Description of the task
Count every line in the following entries where the word "Register" appears. Give the count alone.

Input material
_ _ _ _ _ _ _
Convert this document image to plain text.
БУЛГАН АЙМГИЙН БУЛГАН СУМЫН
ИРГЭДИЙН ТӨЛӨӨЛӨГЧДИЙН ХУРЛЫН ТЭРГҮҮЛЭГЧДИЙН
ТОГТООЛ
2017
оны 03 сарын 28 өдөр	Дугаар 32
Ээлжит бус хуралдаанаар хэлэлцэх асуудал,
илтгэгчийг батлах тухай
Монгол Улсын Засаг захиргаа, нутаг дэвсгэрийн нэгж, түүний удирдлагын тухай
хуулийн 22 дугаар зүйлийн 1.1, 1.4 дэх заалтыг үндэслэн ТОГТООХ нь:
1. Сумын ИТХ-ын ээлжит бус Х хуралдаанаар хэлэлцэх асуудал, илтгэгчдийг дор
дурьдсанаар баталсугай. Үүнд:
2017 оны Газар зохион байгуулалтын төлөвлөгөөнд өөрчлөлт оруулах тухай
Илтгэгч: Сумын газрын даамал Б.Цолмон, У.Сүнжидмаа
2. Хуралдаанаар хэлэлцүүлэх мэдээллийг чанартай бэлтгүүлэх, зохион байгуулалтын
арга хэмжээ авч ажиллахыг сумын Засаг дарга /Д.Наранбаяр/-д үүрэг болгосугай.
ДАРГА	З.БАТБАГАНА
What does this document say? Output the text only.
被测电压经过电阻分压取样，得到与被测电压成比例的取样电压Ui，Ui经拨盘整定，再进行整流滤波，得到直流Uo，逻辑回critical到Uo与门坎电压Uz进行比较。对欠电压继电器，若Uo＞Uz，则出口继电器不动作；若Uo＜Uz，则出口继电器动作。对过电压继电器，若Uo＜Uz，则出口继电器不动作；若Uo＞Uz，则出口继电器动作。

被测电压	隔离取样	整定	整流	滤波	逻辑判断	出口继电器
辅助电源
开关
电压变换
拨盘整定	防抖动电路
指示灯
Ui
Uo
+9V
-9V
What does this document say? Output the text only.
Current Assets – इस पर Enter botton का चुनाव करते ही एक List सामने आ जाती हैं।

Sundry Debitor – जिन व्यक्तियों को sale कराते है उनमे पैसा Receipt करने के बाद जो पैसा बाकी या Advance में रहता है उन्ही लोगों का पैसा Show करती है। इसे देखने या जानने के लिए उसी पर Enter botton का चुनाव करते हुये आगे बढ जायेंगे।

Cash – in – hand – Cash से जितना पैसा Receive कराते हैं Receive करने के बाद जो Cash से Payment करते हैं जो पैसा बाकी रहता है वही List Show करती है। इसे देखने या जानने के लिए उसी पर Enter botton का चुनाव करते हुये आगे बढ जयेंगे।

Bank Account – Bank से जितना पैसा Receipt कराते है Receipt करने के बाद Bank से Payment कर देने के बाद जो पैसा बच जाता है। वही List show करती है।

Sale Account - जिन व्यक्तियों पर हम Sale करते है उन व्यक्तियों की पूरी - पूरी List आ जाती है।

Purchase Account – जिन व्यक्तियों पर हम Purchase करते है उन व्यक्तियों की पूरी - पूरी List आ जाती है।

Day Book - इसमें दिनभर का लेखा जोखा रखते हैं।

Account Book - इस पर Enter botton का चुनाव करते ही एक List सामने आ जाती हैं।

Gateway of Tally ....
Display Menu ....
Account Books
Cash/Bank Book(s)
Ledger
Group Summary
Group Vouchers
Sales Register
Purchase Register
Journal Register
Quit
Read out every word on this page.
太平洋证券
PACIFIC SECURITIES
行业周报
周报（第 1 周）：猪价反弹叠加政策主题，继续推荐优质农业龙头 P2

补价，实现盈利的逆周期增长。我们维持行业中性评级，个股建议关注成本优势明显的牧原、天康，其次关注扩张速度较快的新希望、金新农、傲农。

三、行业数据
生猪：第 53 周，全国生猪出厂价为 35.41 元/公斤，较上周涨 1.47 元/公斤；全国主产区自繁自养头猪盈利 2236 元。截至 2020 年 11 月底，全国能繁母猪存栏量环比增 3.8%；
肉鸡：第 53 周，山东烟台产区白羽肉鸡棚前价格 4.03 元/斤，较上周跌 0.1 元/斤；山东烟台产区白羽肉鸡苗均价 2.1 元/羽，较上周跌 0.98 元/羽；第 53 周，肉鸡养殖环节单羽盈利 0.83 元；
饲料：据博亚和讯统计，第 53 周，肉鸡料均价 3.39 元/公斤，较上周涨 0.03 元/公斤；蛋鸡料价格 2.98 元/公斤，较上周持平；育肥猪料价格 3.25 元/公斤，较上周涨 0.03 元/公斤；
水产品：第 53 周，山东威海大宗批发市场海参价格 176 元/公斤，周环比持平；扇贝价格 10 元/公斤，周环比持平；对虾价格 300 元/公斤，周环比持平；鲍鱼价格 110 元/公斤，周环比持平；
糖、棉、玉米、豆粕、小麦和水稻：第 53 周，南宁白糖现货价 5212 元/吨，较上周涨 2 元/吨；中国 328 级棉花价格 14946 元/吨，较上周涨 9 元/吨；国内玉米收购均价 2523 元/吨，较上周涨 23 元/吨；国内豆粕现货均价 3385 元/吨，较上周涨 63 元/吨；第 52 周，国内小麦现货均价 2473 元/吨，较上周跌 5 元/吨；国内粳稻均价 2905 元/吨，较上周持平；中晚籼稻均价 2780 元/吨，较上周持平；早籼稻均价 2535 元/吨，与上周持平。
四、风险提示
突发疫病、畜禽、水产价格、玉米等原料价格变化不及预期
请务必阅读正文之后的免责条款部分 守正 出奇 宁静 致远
_ _ _ _ _ _ _
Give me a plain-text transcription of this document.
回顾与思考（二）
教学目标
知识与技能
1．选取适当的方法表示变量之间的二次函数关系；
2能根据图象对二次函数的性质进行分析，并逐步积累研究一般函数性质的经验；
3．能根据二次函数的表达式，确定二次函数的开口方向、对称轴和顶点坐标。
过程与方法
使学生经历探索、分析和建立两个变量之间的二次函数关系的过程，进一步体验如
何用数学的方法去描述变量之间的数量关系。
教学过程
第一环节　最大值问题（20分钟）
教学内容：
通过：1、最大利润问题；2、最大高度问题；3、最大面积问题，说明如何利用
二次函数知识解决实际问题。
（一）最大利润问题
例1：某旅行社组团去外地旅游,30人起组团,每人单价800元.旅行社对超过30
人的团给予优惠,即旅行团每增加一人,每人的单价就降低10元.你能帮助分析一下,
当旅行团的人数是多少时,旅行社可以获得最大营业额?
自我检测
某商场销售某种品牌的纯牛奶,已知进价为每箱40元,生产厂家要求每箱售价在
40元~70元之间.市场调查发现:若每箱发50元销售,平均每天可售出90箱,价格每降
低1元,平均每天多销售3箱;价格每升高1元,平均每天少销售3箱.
_ _ _ _ _ _ _
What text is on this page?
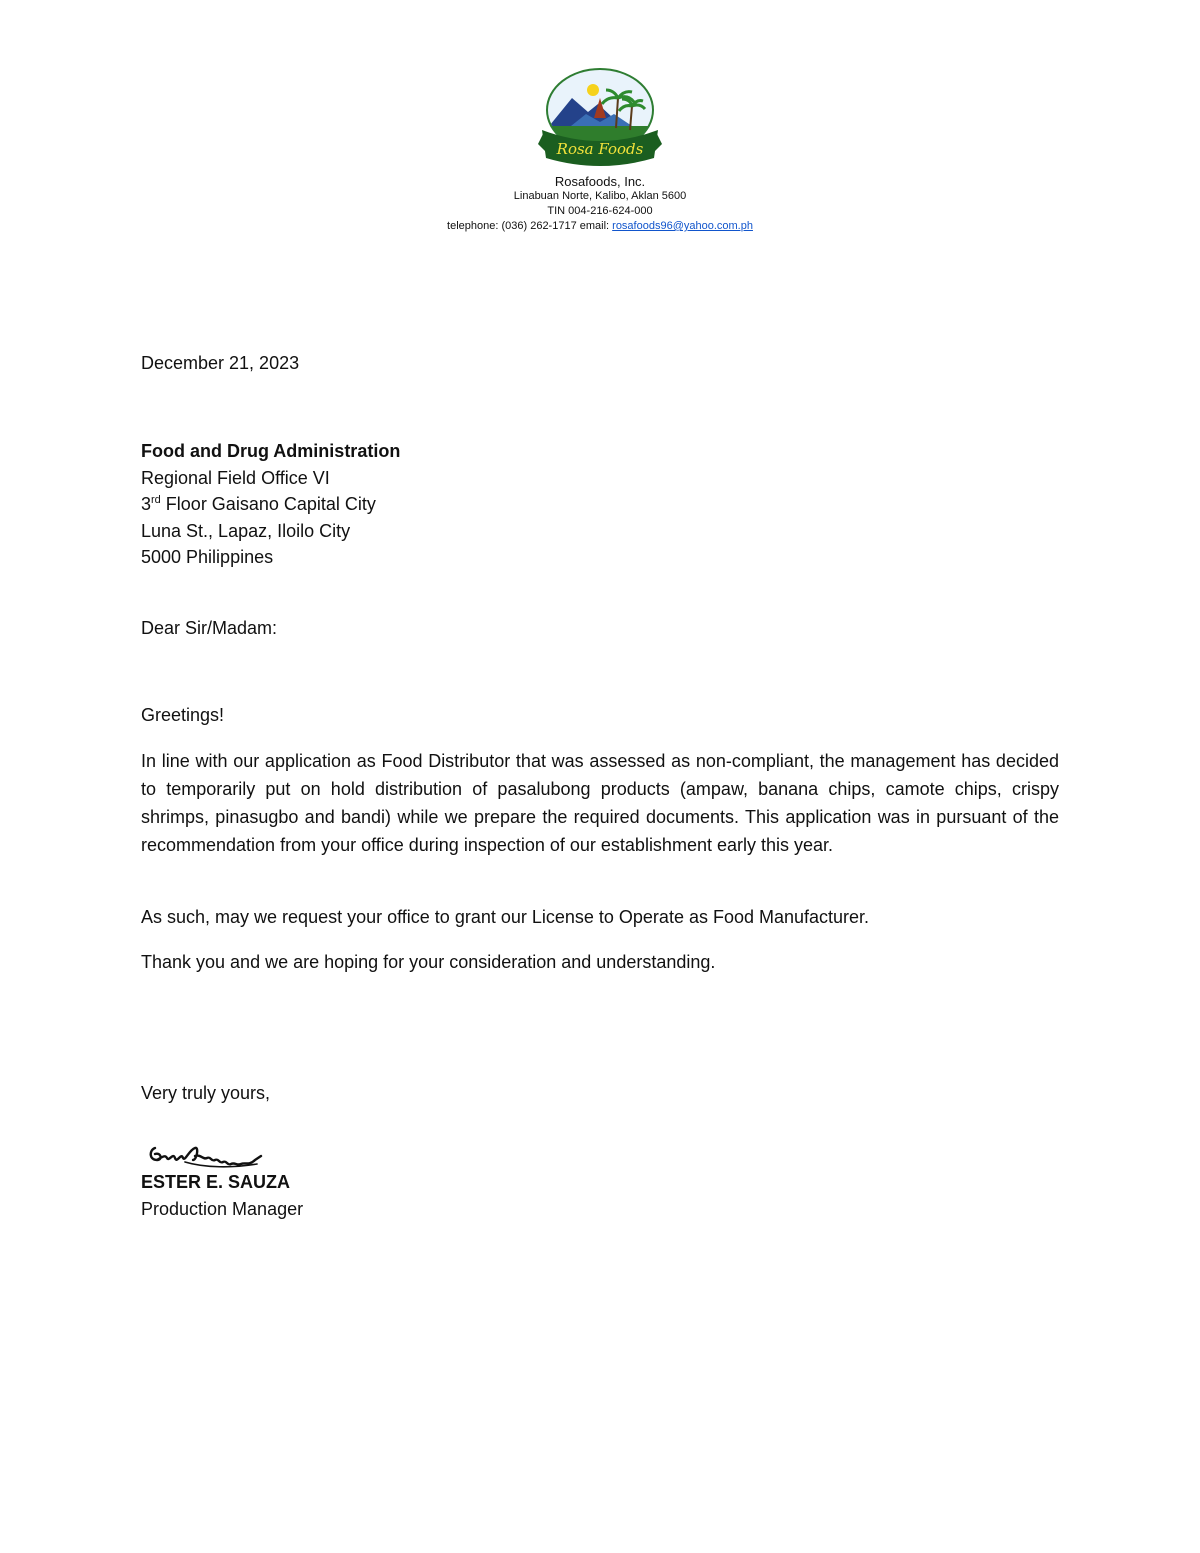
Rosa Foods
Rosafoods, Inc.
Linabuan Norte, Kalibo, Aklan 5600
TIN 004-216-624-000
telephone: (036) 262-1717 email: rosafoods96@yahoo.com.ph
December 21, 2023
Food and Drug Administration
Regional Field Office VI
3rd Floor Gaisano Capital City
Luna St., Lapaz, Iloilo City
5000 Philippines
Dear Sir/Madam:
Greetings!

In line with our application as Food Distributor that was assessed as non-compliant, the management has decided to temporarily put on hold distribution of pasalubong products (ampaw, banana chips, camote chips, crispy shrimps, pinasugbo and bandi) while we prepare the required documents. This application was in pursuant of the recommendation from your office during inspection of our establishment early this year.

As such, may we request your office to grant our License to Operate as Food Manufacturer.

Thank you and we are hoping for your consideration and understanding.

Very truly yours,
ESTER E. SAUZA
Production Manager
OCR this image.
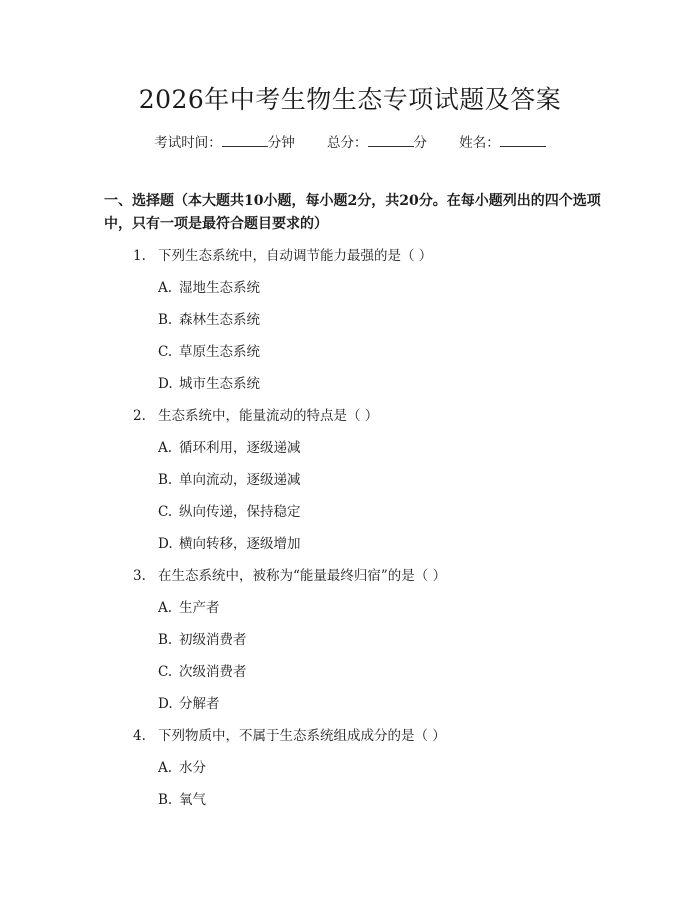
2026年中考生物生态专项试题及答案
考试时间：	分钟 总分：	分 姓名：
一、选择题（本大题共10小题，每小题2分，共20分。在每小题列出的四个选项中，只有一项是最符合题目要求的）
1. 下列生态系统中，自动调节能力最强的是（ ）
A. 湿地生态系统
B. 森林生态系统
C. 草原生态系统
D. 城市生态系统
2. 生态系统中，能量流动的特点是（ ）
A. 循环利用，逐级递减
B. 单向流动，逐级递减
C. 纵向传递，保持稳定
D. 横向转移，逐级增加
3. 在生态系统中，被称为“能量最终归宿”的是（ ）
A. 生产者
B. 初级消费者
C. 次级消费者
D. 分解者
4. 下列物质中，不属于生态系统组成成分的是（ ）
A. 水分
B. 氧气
_ _ _ _ _ _ _
Written answer
3